====== Excerpted records ======

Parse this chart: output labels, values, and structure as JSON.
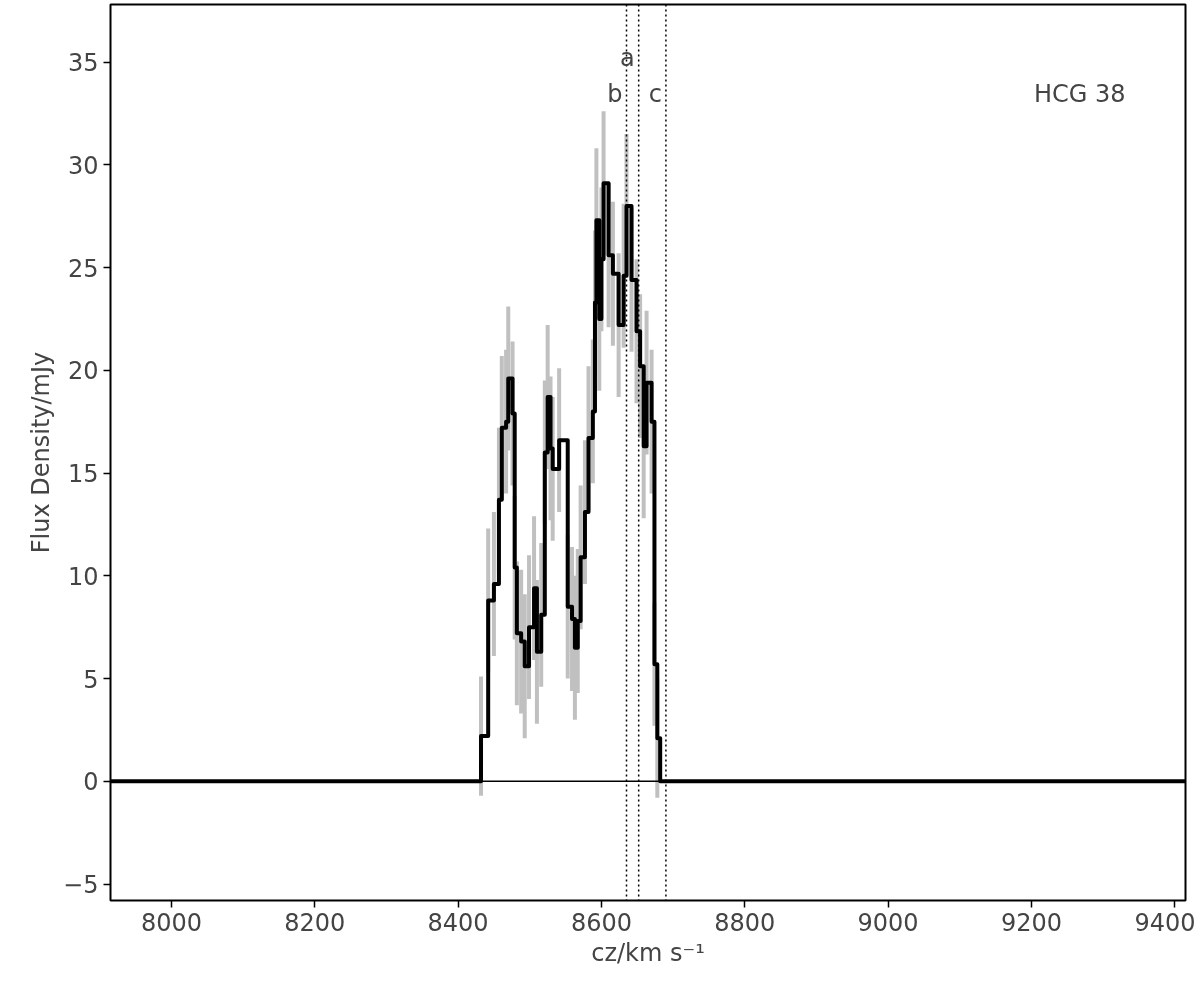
{
  "chart_data": {
    "type": "step",
    "xlabel": "cz/km s⁻¹",
    "ylabel": "Flux Density/mJy",
    "x": [
      7915,
      8432,
      8442,
      8450,
      8457,
      8461,
      8467,
      8470,
      8476,
      8479,
      8482,
      8488,
      8493,
      8499,
      8506,
      8510,
      8516,
      8521,
      8525,
      8529,
      8532,
      8541,
      8553,
      8559,
      8563,
      8567,
      8571,
      8577,
      8582,
      8588,
      8591,
      8593,
      8597,
      8600,
      8603,
      8610,
      8616,
      8624,
      8631,
      8635,
      8642,
      8649,
      8654,
      8659,
      8663,
      8670,
      8674,
      8678,
      8682,
      9415
    ],
    "values": [
      0,
      2.2,
      8.8,
      9.6,
      13.7,
      17.2,
      17.5,
      19.6,
      17.9,
      10.4,
      7.2,
      6.8,
      5.6,
      7.5,
      9.4,
      6.3,
      8.1,
      16.0,
      18.7,
      16.2,
      15.2,
      16.6,
      8.5,
      7.9,
      6.5,
      7.8,
      10.9,
      13.1,
      16.7,
      18.0,
      23.3,
      27.3,
      22.5,
      25.4,
      29.1,
      25.6,
      24.7,
      22.2,
      24.6,
      28.0,
      24.4,
      21.9,
      20.2,
      16.3,
      19.4,
      17.5,
      5.7,
      2.1,
      0,
      0
    ],
    "errors": [
      null,
      2.9,
      3.5,
      3.5,
      3.5,
      3.5,
      3.5,
      3.5,
      3.5,
      3.5,
      3.5,
      3.5,
      3.5,
      3.5,
      3.5,
      3.5,
      3.5,
      3.5,
      3.5,
      3.5,
      3.5,
      3.5,
      3.5,
      3.5,
      3.5,
      3.5,
      3.5,
      3.5,
      3.5,
      3.5,
      3.5,
      3.5,
      3.5,
      3.5,
      3.5,
      3.5,
      3.5,
      3.5,
      3.5,
      3.5,
      3.5,
      3.5,
      3.5,
      3.5,
      3.5,
      3.5,
      3.0,
      2.9,
      null,
      null
    ],
    "color": "#000000",
    "xlim": [
      7915,
      9415
    ],
    "ylim": [
      -5.8,
      37.8
    ],
    "xticks": [
      8000,
      8200,
      8400,
      8600,
      8800,
      9000,
      9200,
      9400
    ],
    "yticks": [
      {
        "value": -5,
        "label": "−5"
      },
      0,
      5,
      10,
      15,
      20,
      25,
      30,
      35
    ],
    "ref_lines": [
      {
        "axis": "y",
        "value": 0,
        "color": "#000000",
        "line_style": "solid"
      },
      {
        "axis": "x",
        "value": 8635,
        "color": "#000000",
        "line_style": "dotted",
        "label": "b"
      },
      {
        "axis": "x",
        "value": 8652,
        "color": "#000000",
        "line_style": "dotted",
        "label": "a"
      },
      {
        "axis": "x",
        "value": 8690,
        "color": "#000000",
        "line_style": "dotted",
        "label": "c"
      }
    ],
    "annotations": [
      "HCG 38"
    ],
    "grid": false
  }
}
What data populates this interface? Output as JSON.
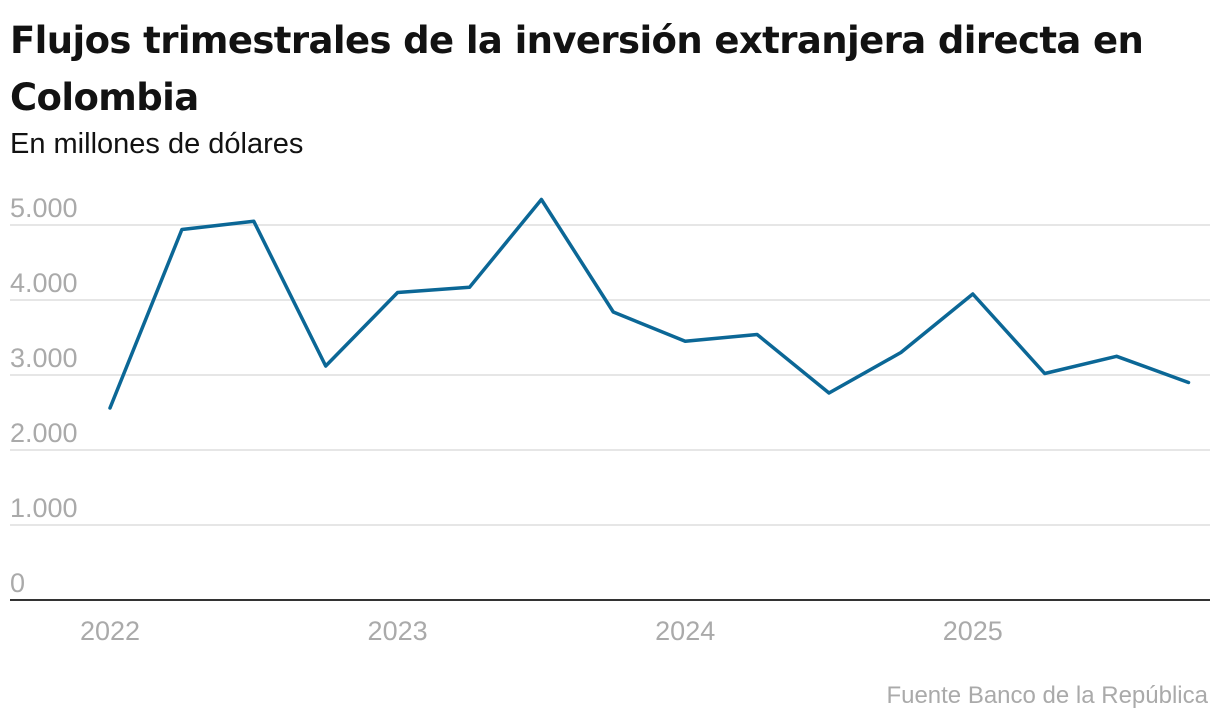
{
  "chart_data": {
    "type": "line",
    "title": "Flujos trimestrales de la inversión extranjera directa en Colombia",
    "subtitle": "En millones de dólares",
    "source": "Fuente Banco de la República",
    "x": [
      "2022-Q1",
      "2022-Q2",
      "2022-Q3",
      "2022-Q4",
      "2023-Q1",
      "2023-Q2",
      "2023-Q3",
      "2023-Q4",
      "2024-Q1",
      "2024-Q2",
      "2024-Q3",
      "2024-Q4",
      "2025-Q1",
      "2025-Q2",
      "2025-Q3",
      "2025-Q4"
    ],
    "series": [
      {
        "name": "",
        "color": "#0b6796",
        "values": [
          2560,
          4940,
          5050,
          3120,
          4100,
          4170,
          5340,
          3840,
          3450,
          3540,
          2760,
          3300,
          4080,
          3020,
          3250,
          2900
        ]
      }
    ],
    "x_tick_labels": [
      "2022",
      "2023",
      "2024",
      "2025"
    ],
    "y_ticks": [
      0,
      1000,
      2000,
      3000,
      4000,
      5000
    ],
    "y_tick_labels": [
      "0",
      "1.000",
      "2.000",
      "3.000",
      "4.000",
      "5.000"
    ],
    "ylim": [
      0,
      5000
    ],
    "grid": true,
    "xlabel": "",
    "ylabel": ""
  }
}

======

**Exercise:**
Pick every line with "values" in it and copy it.

**Solution for this task:**
Parse this chart: output labels, values, and structure as JSON.
    "values": [
        "values": [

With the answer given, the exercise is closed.